## [Problem description]
Find every line containing the word "plus" in the records below; report only how many there are.

## [Supplied information]
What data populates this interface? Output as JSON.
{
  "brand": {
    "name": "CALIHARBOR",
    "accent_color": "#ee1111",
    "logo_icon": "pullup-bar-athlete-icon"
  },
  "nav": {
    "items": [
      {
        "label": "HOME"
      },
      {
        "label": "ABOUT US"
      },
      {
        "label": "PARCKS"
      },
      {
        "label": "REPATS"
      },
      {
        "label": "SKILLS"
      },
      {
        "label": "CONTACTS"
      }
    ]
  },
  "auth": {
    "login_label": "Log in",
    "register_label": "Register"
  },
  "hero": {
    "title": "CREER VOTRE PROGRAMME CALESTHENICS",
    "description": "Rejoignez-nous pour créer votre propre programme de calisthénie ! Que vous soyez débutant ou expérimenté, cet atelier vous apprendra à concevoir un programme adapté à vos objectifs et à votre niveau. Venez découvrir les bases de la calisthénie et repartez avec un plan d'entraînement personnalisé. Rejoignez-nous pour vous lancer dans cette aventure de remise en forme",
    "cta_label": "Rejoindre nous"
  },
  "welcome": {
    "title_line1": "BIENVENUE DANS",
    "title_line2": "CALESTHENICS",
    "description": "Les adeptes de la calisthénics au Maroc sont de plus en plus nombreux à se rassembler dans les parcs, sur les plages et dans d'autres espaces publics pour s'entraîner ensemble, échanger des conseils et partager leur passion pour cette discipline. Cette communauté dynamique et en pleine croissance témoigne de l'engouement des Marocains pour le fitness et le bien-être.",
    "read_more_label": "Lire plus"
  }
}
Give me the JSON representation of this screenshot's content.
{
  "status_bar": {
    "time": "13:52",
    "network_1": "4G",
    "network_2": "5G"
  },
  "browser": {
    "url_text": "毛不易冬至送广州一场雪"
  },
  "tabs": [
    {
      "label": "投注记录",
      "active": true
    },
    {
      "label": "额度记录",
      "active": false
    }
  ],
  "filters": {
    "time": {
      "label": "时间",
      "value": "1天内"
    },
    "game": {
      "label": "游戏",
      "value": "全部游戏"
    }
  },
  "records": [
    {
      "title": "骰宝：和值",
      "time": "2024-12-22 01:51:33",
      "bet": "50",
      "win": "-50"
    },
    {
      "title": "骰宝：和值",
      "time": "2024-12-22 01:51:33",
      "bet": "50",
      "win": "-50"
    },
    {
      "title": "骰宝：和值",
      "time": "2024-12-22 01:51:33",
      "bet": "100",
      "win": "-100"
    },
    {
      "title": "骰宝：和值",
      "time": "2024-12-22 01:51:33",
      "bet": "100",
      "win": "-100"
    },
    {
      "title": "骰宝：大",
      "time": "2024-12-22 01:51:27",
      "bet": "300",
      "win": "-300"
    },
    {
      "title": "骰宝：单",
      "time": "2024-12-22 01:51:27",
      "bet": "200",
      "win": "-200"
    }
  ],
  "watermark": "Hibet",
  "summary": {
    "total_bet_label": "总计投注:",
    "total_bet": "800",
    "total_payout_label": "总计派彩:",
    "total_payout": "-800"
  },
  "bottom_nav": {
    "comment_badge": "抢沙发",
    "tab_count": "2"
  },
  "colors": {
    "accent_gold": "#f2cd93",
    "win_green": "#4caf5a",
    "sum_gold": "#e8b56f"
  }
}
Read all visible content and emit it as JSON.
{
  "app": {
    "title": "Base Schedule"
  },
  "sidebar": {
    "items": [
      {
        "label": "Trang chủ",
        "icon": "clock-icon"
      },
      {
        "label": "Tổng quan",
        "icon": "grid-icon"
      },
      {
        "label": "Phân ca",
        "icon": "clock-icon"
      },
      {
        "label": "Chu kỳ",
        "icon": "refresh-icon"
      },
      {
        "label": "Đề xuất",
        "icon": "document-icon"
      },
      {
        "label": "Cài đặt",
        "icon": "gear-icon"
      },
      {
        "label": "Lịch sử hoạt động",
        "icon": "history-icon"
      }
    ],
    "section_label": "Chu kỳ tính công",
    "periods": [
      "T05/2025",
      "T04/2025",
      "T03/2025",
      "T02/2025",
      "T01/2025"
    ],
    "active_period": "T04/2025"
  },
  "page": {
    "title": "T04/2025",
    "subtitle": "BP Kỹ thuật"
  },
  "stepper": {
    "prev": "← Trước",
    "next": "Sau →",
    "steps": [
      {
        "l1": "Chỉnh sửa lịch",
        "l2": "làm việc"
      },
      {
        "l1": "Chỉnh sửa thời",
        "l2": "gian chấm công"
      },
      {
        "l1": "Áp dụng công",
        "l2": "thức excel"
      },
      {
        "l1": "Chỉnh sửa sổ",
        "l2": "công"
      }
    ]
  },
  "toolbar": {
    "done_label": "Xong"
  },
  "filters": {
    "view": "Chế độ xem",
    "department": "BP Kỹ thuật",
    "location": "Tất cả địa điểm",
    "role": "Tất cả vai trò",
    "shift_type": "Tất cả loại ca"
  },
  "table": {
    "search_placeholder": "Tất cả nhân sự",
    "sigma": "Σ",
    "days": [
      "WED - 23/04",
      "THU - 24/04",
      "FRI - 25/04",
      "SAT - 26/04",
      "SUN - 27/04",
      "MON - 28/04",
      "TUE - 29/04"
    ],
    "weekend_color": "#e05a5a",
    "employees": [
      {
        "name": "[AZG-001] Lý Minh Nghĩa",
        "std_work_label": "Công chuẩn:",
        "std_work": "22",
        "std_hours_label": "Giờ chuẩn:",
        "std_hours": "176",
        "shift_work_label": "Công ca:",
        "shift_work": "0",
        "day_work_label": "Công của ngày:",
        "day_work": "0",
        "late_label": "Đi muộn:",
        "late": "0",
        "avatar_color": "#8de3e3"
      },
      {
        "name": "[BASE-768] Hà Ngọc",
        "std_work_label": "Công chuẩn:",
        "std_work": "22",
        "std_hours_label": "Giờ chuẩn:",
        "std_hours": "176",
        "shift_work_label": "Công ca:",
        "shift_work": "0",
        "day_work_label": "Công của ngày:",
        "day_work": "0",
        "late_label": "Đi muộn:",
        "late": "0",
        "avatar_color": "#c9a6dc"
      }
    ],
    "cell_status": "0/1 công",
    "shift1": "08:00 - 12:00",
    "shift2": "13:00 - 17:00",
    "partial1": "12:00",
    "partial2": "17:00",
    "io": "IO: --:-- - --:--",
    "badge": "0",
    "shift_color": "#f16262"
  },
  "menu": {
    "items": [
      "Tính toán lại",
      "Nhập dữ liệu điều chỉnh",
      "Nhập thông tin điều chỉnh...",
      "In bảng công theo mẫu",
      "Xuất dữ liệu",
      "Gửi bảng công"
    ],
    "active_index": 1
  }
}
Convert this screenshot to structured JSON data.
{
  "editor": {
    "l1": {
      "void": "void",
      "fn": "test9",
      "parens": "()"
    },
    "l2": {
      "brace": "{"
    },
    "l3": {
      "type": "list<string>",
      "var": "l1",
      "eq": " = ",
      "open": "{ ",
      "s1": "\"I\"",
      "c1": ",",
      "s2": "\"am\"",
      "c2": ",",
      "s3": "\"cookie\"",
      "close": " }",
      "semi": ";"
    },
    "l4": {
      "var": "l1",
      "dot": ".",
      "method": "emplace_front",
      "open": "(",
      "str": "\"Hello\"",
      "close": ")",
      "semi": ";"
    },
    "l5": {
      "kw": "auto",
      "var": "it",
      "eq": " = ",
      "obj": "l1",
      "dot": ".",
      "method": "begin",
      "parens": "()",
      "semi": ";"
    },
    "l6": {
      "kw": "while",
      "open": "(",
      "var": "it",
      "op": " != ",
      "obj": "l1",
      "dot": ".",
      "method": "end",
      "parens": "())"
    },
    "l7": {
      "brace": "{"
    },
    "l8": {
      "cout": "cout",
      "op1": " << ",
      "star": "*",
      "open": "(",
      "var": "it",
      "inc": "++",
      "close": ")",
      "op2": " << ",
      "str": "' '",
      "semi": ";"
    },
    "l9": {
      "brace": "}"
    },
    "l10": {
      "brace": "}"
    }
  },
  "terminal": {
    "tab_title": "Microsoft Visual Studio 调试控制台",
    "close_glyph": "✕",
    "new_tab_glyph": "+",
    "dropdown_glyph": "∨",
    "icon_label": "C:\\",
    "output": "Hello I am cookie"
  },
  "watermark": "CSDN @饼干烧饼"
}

## [Task result]
2